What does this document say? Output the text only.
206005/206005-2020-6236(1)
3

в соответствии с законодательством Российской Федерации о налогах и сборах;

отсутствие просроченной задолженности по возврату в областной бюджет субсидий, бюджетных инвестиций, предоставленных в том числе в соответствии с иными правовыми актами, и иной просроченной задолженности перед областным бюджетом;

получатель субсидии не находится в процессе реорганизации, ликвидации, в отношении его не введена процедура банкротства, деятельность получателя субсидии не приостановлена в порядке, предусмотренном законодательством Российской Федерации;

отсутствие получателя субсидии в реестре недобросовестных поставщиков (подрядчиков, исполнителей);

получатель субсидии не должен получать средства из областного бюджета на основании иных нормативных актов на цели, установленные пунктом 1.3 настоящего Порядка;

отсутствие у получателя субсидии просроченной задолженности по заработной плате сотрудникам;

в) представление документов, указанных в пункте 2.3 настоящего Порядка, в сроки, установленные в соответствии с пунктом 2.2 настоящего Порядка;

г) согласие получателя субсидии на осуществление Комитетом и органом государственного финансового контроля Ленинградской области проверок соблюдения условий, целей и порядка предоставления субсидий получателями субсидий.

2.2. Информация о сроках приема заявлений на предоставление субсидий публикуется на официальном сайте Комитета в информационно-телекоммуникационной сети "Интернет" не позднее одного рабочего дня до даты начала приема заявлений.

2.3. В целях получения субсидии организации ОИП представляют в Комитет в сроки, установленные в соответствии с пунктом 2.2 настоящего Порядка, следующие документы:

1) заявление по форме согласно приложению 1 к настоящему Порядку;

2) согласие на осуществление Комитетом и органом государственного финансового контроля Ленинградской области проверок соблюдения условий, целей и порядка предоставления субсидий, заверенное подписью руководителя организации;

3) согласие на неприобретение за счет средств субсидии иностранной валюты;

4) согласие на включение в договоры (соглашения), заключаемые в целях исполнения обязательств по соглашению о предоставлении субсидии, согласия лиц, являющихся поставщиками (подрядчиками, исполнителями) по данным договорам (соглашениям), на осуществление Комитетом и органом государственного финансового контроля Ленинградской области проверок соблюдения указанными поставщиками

:::::

Written instruction:
Within the entries above, how many lines contain "предоставления"? Respond with the number only.

Final answer:
2